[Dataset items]
*****

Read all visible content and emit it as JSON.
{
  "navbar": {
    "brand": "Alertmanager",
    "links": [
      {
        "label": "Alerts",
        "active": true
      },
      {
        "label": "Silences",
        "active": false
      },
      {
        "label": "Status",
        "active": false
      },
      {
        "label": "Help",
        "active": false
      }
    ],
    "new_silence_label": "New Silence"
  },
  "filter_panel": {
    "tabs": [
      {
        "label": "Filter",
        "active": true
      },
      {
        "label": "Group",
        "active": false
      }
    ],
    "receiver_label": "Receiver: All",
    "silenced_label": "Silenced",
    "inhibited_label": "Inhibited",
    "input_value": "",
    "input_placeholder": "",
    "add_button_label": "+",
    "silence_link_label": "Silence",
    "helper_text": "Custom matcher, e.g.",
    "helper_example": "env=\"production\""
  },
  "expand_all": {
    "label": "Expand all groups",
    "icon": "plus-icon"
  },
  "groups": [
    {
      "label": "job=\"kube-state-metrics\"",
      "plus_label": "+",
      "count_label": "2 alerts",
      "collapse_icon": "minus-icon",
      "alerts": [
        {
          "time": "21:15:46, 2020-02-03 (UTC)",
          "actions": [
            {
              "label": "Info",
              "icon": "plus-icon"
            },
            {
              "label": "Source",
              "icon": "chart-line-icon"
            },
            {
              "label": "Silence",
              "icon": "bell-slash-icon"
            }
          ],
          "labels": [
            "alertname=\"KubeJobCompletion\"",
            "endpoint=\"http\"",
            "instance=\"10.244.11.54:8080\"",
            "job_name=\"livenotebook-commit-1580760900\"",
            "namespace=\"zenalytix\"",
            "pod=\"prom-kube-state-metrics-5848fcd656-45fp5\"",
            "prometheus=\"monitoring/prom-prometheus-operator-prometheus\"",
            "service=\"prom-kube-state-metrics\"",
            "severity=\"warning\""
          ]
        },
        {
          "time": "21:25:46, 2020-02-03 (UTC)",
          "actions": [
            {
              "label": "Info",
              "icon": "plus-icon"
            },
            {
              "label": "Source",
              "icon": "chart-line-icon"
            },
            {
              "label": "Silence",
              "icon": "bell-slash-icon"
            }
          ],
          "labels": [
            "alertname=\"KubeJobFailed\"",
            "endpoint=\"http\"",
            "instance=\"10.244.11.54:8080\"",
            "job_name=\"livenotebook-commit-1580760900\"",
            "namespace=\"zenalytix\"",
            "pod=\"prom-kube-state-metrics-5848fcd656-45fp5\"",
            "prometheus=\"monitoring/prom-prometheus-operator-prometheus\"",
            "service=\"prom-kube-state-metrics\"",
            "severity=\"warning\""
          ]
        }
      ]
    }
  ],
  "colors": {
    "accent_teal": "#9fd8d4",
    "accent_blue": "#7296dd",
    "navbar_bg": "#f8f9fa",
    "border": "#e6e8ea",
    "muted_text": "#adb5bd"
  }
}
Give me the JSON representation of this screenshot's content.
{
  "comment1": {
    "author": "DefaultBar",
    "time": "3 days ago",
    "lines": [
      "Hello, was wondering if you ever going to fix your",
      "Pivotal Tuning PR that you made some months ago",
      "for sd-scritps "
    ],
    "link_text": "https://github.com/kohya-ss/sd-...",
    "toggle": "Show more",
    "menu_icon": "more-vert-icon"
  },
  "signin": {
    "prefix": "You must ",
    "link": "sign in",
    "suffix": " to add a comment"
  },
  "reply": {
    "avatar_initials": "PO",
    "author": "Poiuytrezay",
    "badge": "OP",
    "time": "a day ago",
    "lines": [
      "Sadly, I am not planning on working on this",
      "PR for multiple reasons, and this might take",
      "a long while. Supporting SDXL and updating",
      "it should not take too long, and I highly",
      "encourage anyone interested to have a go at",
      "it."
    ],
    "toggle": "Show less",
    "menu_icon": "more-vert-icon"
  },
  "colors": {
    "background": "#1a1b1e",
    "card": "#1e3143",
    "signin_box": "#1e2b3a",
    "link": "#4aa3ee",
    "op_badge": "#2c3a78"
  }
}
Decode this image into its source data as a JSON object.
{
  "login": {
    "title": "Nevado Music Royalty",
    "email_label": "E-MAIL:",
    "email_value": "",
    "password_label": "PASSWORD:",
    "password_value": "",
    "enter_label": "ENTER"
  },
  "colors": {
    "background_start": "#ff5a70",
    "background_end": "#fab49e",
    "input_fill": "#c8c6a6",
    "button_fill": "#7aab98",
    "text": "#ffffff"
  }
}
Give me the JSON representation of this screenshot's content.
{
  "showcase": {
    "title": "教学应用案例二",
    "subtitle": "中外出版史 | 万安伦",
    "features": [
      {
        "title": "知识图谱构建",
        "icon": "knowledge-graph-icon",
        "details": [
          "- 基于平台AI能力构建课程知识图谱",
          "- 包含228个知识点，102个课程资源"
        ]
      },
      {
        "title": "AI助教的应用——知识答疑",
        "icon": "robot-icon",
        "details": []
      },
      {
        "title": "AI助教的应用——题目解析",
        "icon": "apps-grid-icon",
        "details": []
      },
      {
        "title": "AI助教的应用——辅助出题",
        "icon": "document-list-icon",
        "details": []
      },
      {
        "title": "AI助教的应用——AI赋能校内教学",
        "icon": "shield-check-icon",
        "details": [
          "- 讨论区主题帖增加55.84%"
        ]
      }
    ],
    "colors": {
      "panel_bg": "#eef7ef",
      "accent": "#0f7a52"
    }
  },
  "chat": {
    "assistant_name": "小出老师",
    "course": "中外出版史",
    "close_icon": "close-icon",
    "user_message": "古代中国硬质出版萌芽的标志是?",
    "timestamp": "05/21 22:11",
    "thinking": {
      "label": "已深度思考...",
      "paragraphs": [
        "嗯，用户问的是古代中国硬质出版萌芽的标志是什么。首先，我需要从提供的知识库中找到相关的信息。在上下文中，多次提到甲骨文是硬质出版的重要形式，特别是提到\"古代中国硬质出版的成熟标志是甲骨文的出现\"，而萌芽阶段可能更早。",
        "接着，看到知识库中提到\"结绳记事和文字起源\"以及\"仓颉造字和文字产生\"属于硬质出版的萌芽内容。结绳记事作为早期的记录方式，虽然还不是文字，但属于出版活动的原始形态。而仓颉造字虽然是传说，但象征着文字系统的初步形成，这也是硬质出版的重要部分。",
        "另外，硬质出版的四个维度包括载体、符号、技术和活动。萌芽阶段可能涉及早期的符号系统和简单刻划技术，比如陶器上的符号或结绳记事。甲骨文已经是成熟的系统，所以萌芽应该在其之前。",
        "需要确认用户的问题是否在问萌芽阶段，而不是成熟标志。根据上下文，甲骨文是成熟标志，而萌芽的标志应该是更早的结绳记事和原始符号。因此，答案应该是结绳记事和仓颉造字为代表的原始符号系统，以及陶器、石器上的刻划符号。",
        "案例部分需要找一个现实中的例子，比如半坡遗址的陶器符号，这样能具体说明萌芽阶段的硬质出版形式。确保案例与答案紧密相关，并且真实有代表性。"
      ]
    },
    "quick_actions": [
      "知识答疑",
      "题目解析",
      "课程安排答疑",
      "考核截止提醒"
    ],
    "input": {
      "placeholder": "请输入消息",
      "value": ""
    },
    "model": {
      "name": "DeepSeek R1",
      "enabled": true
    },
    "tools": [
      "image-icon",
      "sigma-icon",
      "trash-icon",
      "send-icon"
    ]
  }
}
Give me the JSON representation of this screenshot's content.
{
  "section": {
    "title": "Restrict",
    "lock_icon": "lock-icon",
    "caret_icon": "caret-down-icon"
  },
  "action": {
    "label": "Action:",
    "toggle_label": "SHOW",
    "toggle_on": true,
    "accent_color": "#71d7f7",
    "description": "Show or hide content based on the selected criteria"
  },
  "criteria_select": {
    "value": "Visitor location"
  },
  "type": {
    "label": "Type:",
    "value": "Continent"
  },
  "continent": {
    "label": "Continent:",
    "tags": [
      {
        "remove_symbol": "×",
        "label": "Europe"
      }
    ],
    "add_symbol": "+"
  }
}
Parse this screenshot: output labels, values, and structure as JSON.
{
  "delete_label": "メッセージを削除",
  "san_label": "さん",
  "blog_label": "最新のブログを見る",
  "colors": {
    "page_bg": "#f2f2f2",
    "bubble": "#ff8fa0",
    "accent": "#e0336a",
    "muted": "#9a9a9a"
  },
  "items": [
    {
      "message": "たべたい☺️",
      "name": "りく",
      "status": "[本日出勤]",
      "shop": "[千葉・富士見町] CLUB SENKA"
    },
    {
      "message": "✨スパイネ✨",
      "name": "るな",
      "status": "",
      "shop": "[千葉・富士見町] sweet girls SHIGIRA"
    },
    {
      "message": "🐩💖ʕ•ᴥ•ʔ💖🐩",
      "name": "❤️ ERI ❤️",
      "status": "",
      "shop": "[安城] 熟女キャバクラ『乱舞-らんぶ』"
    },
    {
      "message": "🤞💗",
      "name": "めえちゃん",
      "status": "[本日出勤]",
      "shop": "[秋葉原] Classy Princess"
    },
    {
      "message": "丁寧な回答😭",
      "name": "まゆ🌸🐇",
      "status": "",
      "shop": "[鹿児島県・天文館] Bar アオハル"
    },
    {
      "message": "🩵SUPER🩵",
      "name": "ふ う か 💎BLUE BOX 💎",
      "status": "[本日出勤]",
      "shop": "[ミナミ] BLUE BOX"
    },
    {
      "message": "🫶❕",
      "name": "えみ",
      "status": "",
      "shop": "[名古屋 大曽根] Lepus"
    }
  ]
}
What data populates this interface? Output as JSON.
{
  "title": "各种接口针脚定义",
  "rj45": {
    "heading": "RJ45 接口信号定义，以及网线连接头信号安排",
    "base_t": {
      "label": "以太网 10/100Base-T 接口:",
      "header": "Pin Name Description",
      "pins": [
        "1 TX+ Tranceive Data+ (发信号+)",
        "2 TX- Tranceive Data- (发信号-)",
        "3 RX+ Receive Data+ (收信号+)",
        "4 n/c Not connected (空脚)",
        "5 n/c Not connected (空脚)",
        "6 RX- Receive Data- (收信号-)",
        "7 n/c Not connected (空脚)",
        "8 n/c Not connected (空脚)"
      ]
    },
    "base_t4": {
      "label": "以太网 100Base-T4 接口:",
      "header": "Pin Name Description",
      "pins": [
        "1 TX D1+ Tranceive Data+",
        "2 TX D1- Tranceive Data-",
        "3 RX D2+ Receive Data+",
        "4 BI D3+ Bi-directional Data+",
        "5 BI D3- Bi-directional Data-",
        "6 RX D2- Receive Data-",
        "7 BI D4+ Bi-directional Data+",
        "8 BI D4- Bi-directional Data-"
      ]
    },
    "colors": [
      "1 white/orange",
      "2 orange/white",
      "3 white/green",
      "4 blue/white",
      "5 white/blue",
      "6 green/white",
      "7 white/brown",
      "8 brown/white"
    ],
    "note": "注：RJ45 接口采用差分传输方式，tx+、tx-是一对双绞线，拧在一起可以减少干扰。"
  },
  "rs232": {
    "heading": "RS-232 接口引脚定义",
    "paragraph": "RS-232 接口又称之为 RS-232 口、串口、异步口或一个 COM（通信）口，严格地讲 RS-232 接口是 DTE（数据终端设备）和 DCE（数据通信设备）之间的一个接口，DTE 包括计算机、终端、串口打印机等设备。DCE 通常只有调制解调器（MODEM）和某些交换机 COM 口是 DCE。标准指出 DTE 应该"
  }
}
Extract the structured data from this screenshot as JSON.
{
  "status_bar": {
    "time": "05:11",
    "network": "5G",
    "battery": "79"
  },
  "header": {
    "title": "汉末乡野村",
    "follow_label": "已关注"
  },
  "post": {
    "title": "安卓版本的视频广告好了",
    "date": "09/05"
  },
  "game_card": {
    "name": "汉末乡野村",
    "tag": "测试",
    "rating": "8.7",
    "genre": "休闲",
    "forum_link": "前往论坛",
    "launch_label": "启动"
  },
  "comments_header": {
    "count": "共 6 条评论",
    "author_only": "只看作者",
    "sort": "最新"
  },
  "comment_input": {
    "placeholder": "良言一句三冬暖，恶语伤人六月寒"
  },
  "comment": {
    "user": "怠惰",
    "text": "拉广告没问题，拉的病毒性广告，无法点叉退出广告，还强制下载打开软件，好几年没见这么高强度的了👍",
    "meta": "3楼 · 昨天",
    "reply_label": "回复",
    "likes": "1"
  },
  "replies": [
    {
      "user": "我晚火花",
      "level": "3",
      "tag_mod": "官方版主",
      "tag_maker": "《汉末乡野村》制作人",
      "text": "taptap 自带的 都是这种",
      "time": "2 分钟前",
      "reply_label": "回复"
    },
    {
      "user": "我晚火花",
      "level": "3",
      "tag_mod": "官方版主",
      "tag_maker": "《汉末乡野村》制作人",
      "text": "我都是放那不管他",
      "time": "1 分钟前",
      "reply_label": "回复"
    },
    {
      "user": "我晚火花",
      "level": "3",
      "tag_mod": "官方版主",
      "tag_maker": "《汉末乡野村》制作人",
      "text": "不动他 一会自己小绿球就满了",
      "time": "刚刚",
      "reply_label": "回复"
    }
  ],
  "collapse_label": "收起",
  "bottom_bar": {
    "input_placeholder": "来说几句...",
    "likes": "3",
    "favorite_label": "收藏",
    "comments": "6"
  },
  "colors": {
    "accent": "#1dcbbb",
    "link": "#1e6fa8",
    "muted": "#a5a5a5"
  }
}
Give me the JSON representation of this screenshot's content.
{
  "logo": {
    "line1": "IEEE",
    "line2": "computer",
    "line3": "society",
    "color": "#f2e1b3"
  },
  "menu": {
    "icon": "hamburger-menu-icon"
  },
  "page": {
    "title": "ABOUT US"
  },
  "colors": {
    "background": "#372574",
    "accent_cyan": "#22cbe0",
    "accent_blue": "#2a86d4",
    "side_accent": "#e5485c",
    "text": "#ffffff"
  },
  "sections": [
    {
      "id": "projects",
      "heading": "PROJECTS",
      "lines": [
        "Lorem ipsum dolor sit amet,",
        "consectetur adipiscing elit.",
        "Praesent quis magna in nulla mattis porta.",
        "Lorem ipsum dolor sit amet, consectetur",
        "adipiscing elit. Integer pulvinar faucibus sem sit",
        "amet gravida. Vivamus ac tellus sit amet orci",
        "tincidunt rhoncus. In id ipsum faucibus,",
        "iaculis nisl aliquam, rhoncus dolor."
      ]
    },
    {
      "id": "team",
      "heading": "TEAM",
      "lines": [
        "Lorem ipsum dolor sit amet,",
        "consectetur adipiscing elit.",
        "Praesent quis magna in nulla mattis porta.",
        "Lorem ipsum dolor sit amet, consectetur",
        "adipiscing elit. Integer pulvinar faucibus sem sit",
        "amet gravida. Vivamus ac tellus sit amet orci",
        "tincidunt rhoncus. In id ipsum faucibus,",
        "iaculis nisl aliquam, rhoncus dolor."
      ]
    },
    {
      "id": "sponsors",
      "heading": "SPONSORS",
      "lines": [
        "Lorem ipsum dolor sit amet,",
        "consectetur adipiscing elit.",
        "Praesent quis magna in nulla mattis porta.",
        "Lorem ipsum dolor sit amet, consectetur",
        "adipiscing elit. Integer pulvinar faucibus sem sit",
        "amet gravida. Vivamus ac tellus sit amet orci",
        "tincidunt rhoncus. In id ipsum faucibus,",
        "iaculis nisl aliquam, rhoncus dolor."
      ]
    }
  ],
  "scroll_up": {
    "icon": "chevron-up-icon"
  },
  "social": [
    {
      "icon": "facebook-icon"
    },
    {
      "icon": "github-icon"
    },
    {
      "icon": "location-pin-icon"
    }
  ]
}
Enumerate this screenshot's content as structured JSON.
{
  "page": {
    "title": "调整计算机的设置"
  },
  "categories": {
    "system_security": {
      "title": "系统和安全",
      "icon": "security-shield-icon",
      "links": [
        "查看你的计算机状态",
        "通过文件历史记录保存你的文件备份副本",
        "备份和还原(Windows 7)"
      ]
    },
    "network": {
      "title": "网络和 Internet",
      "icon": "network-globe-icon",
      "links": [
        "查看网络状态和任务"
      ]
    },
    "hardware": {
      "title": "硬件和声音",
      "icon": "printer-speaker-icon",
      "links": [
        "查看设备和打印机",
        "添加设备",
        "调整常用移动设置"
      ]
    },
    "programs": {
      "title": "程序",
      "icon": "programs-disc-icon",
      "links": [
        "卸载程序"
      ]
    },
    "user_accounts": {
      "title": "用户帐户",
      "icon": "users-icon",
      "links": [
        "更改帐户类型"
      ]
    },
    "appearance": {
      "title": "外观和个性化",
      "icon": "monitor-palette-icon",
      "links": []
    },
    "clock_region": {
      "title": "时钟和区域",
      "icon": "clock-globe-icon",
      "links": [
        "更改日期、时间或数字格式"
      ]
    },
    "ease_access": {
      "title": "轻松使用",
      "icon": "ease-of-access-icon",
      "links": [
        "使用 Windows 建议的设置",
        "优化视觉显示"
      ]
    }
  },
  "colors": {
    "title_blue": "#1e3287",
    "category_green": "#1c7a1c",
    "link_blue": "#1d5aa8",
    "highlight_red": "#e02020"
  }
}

*****

- _What to produce_: List all lines holding the string "JSON".

- _Answer for the task_:
Read all visible content and emit it as JSON.
Give me the JSON representation of this screenshot's content.
Decode this image into its source data as a JSON object.
Give me the JSON representation of this screenshot's content.
Give me the JSON representation of this screenshot's content.
Parse this screenshot: output labels, values, and structure as JSON.
What data populates this interface? Output as JSON.
Extract the structured data from this screenshot as JSON.
Give me the JSON representation of this screenshot's content.
Enumerate this screenshot's content as structured JSON.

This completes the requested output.